• Objective
Copy out the records precisely, omitting pictures.

• Listed records

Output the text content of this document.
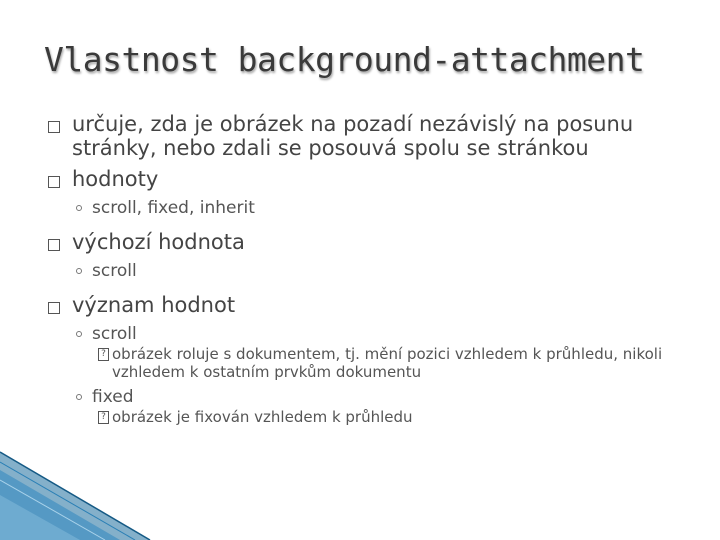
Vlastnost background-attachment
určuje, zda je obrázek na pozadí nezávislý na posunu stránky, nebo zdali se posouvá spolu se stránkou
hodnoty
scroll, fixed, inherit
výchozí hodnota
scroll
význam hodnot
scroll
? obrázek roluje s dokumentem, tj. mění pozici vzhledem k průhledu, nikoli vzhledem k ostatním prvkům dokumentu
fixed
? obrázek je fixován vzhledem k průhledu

• Output for this task
Output the text content of this document.
Vlastnost background-attachment
určuje, zda je obrázek na pozadí nezávislý na posunu stránky, nebo zdali se posouvá spolu se stránkou
hodnoty
scroll, fixed, inherit
výchozí hodnota
scroll
význam hodnot
scroll
? obrázek roluje s dokumentem, tj. mění pozici vzhledem k průhledu, nikoli vzhledem k ostatním prvkům dokumentu
fixed
? obrázek je fixován vzhledem k průhledu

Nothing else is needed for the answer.